* What needs to be done: In the listing below, substitute "input-field" for every occurrence of "answer-blank" and reproduce all lines with everything else unchanged.

-------- Supplied material --------

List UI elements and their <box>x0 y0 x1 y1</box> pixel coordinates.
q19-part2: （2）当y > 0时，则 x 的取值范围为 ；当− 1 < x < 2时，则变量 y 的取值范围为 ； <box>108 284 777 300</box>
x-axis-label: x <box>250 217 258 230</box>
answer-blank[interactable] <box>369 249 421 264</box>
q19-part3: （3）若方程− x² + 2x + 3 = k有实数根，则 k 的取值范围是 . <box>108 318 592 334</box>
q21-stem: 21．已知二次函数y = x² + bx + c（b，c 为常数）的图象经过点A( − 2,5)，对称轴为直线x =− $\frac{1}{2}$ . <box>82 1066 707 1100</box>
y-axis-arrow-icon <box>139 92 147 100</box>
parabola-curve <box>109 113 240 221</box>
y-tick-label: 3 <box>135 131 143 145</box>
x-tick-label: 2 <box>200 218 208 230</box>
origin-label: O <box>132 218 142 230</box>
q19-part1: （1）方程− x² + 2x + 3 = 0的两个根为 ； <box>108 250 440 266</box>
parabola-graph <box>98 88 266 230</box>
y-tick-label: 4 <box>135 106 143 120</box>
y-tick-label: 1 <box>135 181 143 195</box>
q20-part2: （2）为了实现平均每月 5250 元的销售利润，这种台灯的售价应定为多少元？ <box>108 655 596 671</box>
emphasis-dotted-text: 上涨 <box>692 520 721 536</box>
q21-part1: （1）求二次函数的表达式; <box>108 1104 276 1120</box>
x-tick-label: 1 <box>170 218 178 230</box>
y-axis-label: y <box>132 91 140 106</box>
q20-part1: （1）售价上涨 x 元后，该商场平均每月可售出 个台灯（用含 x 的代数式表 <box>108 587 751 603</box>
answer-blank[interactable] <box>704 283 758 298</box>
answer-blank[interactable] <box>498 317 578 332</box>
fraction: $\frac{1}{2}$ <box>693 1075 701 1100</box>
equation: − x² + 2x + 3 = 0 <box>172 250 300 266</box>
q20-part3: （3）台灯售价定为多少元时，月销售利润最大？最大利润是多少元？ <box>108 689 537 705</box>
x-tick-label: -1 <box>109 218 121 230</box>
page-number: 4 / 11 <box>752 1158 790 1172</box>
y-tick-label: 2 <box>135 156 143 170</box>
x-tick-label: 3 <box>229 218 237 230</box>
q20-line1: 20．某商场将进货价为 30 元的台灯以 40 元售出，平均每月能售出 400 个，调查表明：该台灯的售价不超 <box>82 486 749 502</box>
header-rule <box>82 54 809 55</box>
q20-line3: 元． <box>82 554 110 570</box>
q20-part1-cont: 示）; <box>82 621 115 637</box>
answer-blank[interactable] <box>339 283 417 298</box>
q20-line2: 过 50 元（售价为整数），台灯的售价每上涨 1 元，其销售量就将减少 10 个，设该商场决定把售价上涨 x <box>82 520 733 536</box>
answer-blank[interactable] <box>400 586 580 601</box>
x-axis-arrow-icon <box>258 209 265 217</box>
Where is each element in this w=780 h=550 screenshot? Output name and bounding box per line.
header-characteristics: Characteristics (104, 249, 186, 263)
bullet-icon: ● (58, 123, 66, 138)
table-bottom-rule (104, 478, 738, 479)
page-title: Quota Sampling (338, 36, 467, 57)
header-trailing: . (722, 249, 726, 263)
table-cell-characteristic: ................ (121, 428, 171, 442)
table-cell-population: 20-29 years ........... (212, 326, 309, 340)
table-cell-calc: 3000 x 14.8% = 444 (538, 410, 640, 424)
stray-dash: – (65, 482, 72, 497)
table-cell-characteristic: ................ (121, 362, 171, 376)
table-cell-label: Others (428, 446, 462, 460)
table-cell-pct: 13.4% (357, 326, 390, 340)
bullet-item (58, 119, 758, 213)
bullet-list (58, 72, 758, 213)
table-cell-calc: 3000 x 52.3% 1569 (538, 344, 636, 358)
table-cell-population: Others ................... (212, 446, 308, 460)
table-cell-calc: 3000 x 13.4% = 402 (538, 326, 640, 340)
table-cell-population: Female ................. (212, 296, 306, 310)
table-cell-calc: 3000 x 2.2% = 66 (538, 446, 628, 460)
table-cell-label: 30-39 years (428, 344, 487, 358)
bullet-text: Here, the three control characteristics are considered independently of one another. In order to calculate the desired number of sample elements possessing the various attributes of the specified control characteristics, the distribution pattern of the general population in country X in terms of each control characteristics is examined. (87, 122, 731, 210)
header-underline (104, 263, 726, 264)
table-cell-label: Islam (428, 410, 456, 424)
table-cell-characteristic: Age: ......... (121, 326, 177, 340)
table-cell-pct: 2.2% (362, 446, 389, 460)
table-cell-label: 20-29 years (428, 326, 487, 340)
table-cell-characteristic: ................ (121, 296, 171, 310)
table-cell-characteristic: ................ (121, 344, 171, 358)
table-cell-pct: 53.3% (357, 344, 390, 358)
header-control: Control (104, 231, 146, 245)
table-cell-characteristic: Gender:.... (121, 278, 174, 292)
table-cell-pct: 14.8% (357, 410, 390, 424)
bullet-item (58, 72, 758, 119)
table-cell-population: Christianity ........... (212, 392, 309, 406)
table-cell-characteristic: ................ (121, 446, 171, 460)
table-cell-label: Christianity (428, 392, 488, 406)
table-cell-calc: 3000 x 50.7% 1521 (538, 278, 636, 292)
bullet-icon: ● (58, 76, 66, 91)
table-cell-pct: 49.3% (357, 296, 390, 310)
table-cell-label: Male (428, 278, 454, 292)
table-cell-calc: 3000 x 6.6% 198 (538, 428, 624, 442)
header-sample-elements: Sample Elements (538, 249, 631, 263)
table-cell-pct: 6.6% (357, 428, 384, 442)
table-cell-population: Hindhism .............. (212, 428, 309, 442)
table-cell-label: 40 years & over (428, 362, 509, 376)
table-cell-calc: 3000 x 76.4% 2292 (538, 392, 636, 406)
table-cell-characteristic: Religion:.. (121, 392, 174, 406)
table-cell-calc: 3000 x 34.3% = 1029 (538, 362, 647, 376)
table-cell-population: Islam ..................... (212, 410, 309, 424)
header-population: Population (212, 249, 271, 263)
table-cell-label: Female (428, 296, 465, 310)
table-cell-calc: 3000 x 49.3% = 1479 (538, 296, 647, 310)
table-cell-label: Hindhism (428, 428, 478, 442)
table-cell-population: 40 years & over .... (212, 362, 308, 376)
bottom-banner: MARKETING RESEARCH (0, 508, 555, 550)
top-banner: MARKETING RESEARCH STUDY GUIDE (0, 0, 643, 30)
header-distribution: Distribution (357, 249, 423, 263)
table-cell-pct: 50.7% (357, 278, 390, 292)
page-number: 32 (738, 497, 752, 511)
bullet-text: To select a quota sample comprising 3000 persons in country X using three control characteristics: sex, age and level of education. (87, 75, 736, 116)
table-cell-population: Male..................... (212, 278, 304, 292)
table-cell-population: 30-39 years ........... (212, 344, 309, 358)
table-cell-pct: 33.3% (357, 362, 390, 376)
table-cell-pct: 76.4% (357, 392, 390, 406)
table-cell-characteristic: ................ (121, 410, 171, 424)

--------

* Exercise result:
List UI elements and their <box>x0 y0 x1 y1</box> pixel coordinates.
q19-part2: （2）当y > 0时，则 x 的取值范围为 ；当− 1 < x < 2时，则变量 y 的取值范围为 ； <box>108 284 777 300</box>
x-axis-label: x <box>250 217 258 230</box>
input-field[interactable] <box>369 249 421 264</box>
q19-part3: （3）若方程− x² + 2x + 3 = k有实数根，则 k 的取值范围是 . <box>108 318 592 334</box>
q21-stem: 21．已知二次函数y = x² + bx + c（b，c 为常数）的图象经过点A( − 2,5)，对称轴为直线x =− $\frac{1}{2}$ . <box>82 1066 707 1100</box>
y-axis-arrow-icon <box>139 92 147 100</box>
parabola-curve <box>109 113 240 221</box>
y-tick-label: 3 <box>135 131 143 145</box>
x-tick-label: 2 <box>200 218 208 230</box>
origin-label: O <box>132 218 142 230</box>
q19-part1: （1）方程− x² + 2x + 3 = 0的两个根为 ； <box>108 250 440 266</box>
parabola-graph <box>98 88 266 230</box>
y-tick-label: 4 <box>135 106 143 120</box>
y-tick-label: 1 <box>135 181 143 195</box>
q20-part2: （2）为了实现平均每月 5250 元的销售利润，这种台灯的售价应定为多少元？ <box>108 655 596 671</box>
emphasis-dotted-text: 上涨 <box>692 520 721 536</box>
q21-part1: （1）求二次函数的表达式; <box>108 1104 276 1120</box>
x-tick-label: 1 <box>170 218 178 230</box>
y-axis-label: y <box>132 91 140 106</box>
q20-part1: （1）售价上涨 x 元后，该商场平均每月可售出 个台灯（用含 x 的代数式表 <box>108 587 751 603</box>
input-field[interactable] <box>704 283 758 298</box>
input-field[interactable] <box>498 317 578 332</box>
fraction: $\frac{1}{2}$ <box>693 1075 701 1100</box>
equation: − x² + 2x + 3 = 0 <box>172 250 300 266</box>
q20-part3: （3）台灯售价定为多少元时，月销售利润最大？最大利润是多少元？ <box>108 689 537 705</box>
x-tick-label: -1 <box>109 218 121 230</box>
page-number: 4 / 11 <box>752 1158 790 1172</box>
y-tick-label: 2 <box>135 156 143 170</box>
x-tick-label: 3 <box>229 218 237 230</box>
q20-line1: 20．某商场将进货价为 30 元的台灯以 40 元售出，平均每月能售出 400 个，调查表明：该台灯的售价不超 <box>82 486 749 502</box>
header-rule <box>82 54 809 55</box>
q20-line3: 元． <box>82 554 110 570</box>
q20-part1-cont: 示）; <box>82 621 115 637</box>
input-field[interactable] <box>339 283 417 298</box>
q20-line2: 过 50 元（售价为整数），台灯的售价每上涨 1 元，其销售量就将减少 10 个，设该商场决定把售价上涨 x <box>82 520 733 536</box>
input-field[interactable] <box>400 586 580 601</box>
x-axis-arrow-icon <box>258 209 265 217</box>
Where is each element in this w=780 h=550 screenshot? Output name and bounding box per line.
header-characteristics: Characteristics (104, 249, 186, 263)
bullet-icon: ● (58, 123, 66, 138)
table-bottom-rule (104, 478, 738, 479)
page-title: Quota Sampling (338, 36, 467, 57)
header-trailing: . (722, 249, 726, 263)
table-cell-characteristic: ................ (121, 428, 171, 442)
table-cell-population: 20-29 years ........... (212, 326, 309, 340)
table-cell-calc: 3000 x 14.8% = 444 (538, 410, 640, 424)
stray-dash: – (65, 482, 72, 497)
table-cell-characteristic: ................ (121, 362, 171, 376)
table-cell-label: Others (428, 446, 462, 460)
table-cell-pct: 13.4% (357, 326, 390, 340)
bullet-item (58, 119, 758, 213)
bullet-list (58, 72, 758, 213)
table-cell-calc: 3000 x 52.3% 1569 (538, 344, 636, 358)
table-cell-population: Others ................... (212, 446, 308, 460)
table-cell-calc: 3000 x 13.4% = 402 (538, 326, 640, 340)
table-cell-population: Female ................. (212, 296, 306, 310)
table-cell-calc: 3000 x 2.2% = 66 (538, 446, 628, 460)
table-cell-label: 30-39 years (428, 344, 487, 358)
bullet-text: Here, the three control characteristics are considered independently of one another. In order to calculate the desired number of sample elements possessing the various attributes of the specified control characteristics, the distribution pattern of the general population in country X in terms of each control characteristics is examined. (87, 122, 731, 210)
header-underline (104, 263, 726, 264)
table-cell-label: Islam (428, 410, 456, 424)
table-cell-characteristic: Age: ......... (121, 326, 177, 340)
table-cell-pct: 2.2% (362, 446, 389, 460)
table-cell-label: 20-29 years (428, 326, 487, 340)
table-cell-characteristic: ................ (121, 296, 171, 310)
table-cell-characteristic: ................ (121, 344, 171, 358)
table-cell-pct: 53.3% (357, 344, 390, 358)
header-control: Control (104, 231, 146, 245)
table-cell-characteristic: Gender:.... (121, 278, 174, 292)
table-cell-pct: 14.8% (357, 410, 390, 424)
bullet-item (58, 72, 758, 119)
table-cell-population: Christianity ........... (212, 392, 309, 406)
table-cell-characteristic: ................ (121, 446, 171, 460)
table-cell-label: Christianity (428, 392, 488, 406)
table-cell-calc: 3000 x 50.7% 1521 (538, 278, 636, 292)
bullet-icon: ● (58, 76, 66, 91)
table-cell-pct: 49.3% (357, 296, 390, 310)
table-cell-label: Male (428, 278, 454, 292)
table-cell-calc: 3000 x 6.6% 198 (538, 428, 624, 442)
header-sample-elements: Sample Elements (538, 249, 631, 263)
table-cell-pct: 6.6% (357, 428, 384, 442)
table-cell-population: Hindhism .............. (212, 428, 309, 442)
table-cell-label: 40 years & over (428, 362, 509, 376)
table-cell-calc: 3000 x 76.4% 2292 (538, 392, 636, 406)
table-cell-characteristic: Religion:.. (121, 392, 174, 406)
table-cell-calc: 3000 x 34.3% = 1029 (538, 362, 647, 376)
table-cell-population: Islam ..................... (212, 410, 309, 424)
header-population: Population (212, 249, 271, 263)
table-cell-label: Female (428, 296, 465, 310)
table-cell-calc: 3000 x 49.3% = 1479 (538, 296, 647, 310)
table-cell-label: Hindhism (428, 428, 478, 442)
table-cell-population: 40 years & over .... (212, 362, 308, 376)
bottom-banner: MARKETING RESEARCH (0, 508, 555, 550)
top-banner: MARKETING RESEARCH STUDY GUIDE (0, 0, 643, 30)
header-distribution: Distribution (357, 249, 423, 263)
table-cell-pct: 50.7% (357, 278, 390, 292)
page-number: 32 (738, 497, 752, 511)
bullet-text: To select a quota sample comprising 3000 persons in country X using three control characteristics: sex, age and level of education. (87, 75, 736, 116)
table-cell-population: Male..................... (212, 278, 304, 292)
table-cell-population: 30-39 years ........... (212, 344, 309, 358)
table-cell-pct: 33.3% (357, 362, 390, 376)
table-cell-pct: 76.4% (357, 392, 390, 406)
table-cell-characteristic: ................ (121, 410, 171, 424)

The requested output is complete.